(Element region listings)
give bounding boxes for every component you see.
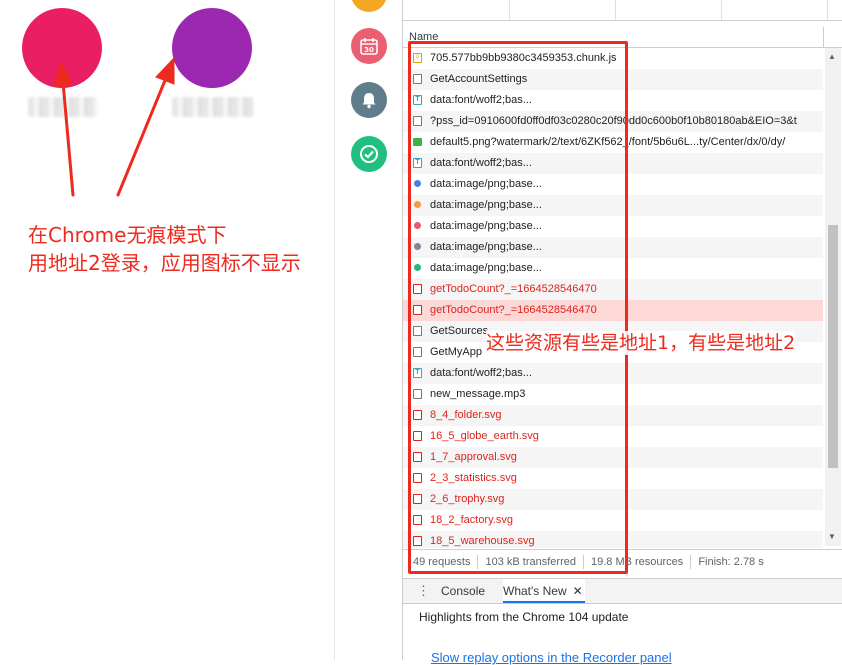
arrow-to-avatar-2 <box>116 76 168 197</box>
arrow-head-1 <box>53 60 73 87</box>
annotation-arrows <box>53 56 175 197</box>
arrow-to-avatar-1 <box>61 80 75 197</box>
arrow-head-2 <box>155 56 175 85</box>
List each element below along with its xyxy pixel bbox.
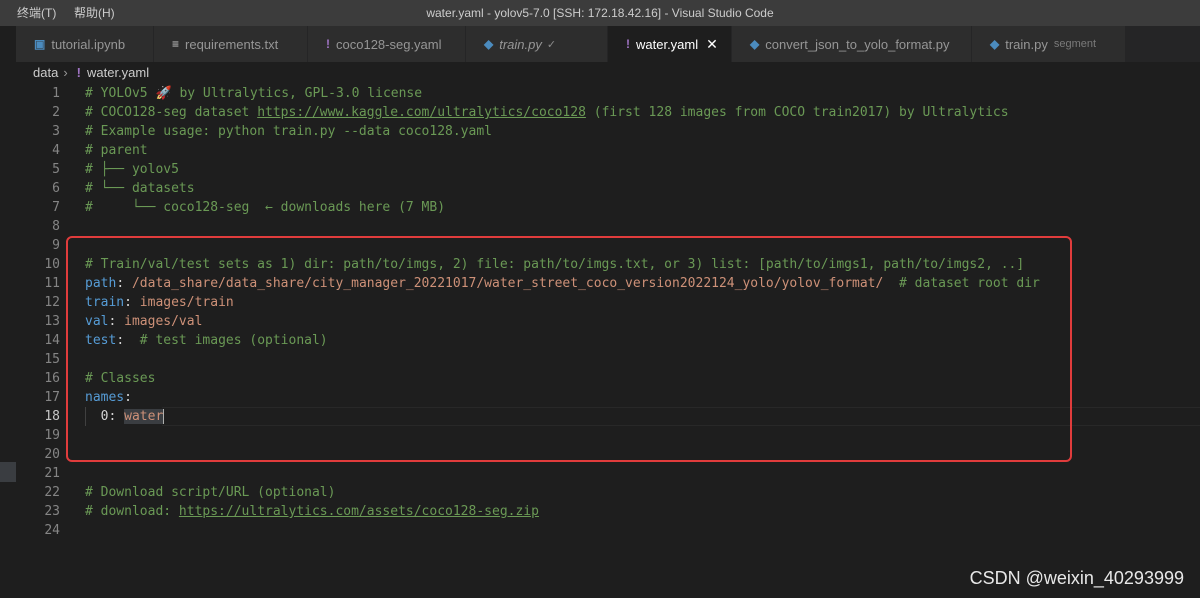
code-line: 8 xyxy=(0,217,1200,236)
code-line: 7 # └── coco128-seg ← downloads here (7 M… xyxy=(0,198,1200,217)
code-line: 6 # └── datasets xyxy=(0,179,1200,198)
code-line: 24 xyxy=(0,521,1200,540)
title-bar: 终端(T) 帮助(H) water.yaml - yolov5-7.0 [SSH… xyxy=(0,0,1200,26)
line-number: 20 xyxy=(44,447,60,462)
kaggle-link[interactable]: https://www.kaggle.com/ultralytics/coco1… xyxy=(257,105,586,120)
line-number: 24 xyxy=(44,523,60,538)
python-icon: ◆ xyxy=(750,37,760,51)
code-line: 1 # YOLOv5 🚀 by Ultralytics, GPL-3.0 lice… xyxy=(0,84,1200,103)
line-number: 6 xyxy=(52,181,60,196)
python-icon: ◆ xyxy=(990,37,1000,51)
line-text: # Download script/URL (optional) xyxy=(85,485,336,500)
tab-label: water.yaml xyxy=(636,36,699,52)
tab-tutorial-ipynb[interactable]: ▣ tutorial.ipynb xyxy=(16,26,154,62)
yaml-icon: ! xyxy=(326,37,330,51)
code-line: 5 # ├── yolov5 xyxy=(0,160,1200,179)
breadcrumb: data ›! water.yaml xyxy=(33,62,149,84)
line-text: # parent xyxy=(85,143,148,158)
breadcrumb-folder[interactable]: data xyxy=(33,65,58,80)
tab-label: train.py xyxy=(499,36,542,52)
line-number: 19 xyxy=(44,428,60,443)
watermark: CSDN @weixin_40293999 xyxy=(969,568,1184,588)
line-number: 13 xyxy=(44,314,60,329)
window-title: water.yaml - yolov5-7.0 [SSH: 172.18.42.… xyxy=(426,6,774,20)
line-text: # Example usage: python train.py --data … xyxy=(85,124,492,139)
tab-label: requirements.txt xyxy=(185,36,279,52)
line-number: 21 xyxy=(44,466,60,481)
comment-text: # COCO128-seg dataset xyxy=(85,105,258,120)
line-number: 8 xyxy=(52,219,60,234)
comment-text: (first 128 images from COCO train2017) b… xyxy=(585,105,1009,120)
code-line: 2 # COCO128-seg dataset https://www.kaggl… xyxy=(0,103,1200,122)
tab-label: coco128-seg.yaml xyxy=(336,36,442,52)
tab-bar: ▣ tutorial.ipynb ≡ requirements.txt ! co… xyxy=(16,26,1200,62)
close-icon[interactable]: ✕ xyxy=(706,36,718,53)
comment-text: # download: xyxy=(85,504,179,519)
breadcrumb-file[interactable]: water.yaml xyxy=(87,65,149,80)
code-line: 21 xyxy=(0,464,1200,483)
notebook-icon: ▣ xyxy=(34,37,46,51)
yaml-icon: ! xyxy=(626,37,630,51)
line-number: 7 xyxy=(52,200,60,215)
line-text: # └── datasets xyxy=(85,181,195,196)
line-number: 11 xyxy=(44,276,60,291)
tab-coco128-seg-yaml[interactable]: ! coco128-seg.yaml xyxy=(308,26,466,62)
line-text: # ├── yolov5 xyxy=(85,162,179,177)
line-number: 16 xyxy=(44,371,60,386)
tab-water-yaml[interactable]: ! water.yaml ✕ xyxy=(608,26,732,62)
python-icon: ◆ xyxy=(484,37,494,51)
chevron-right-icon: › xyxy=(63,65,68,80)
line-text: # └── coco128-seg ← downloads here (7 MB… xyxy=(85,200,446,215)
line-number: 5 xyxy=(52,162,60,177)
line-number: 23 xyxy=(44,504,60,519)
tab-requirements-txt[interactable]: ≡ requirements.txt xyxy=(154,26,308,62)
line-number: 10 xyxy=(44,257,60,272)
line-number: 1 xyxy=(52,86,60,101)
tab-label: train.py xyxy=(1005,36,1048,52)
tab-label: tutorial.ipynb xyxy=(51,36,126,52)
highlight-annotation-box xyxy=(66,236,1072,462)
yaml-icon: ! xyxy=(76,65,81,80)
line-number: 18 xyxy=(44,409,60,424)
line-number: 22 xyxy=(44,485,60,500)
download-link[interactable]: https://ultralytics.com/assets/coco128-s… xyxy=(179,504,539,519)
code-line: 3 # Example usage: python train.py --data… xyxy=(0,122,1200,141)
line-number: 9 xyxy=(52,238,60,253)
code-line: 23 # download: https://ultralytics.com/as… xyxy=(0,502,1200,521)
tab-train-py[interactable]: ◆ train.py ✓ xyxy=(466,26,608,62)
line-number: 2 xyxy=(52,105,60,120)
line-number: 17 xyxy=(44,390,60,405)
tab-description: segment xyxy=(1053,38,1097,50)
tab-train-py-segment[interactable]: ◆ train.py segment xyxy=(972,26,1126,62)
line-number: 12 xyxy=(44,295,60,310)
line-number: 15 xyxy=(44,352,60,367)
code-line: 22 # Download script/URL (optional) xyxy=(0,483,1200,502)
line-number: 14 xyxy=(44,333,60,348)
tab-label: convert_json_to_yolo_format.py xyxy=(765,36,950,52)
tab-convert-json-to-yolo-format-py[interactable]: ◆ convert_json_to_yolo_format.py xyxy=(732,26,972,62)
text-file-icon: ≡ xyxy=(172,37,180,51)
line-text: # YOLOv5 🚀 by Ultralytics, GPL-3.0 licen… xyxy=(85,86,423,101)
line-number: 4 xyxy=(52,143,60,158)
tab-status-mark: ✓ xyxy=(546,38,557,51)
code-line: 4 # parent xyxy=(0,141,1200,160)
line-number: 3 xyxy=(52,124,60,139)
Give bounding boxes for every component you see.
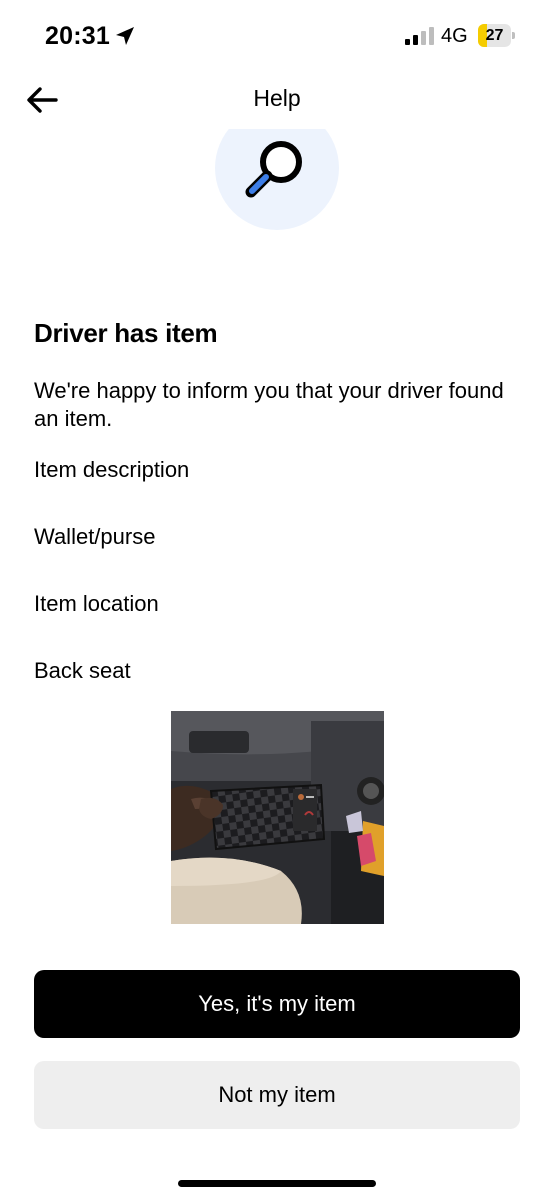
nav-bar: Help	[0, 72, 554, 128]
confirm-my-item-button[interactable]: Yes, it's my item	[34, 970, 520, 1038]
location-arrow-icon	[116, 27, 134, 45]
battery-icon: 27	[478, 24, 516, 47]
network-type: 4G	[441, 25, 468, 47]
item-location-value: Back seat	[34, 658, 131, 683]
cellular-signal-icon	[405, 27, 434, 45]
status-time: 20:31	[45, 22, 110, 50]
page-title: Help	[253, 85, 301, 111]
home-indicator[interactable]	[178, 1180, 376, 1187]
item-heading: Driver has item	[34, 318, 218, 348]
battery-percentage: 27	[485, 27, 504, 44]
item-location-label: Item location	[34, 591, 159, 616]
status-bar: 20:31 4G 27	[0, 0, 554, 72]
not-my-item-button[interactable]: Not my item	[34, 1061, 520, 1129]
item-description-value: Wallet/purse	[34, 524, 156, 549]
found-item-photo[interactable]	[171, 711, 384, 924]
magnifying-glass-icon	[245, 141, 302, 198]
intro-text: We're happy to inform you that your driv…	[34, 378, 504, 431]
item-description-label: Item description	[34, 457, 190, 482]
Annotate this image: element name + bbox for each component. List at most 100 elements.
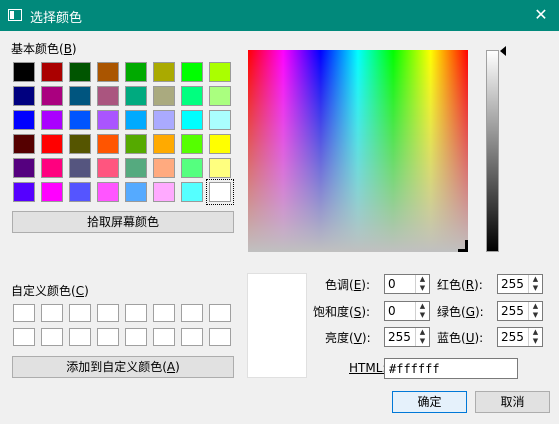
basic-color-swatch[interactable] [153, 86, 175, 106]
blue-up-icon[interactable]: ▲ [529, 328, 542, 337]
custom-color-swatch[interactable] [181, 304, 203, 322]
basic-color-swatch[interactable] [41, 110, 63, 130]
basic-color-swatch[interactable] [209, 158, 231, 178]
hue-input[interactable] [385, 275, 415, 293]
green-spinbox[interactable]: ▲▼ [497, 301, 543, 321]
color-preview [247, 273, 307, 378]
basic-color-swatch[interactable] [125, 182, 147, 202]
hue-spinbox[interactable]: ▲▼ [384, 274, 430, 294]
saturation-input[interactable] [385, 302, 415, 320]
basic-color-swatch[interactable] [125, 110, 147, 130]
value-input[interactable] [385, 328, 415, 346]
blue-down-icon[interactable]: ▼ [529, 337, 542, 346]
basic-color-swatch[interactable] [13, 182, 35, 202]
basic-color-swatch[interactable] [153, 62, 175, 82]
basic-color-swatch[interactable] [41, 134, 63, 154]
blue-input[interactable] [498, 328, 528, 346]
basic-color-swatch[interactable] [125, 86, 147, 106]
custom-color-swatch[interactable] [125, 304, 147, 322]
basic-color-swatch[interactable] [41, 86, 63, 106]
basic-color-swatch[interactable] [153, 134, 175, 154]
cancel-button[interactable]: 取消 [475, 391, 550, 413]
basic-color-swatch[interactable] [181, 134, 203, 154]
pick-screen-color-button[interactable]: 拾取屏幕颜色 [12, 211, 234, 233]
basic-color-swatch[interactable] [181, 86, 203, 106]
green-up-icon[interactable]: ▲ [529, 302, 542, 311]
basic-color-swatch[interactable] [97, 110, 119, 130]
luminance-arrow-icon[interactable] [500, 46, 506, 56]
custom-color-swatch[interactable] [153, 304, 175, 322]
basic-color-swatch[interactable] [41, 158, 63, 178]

REQUIRED TASK:
In the material, rewrite the stretch from the line containing "arrow-to-avatar-2 <box>116 76 168 197</box>" through the line containing "List each element", replacing "annotation-arrows" with "callout-arrows" and changing nothing else. Return only those lines.

SOLUTION BELOW:
arrow-to-avatar-2 <box>116 76 168 197</box>
arrow-head-1 <box>53 60 73 87</box>
callout-arrows <box>53 56 175 197</box>
arrow-to-avatar-1 <box>61 80 75 197</box>
arrow-head-2 <box>155 56 175 85</box>
List each element below along with its xyxy pixel bbox.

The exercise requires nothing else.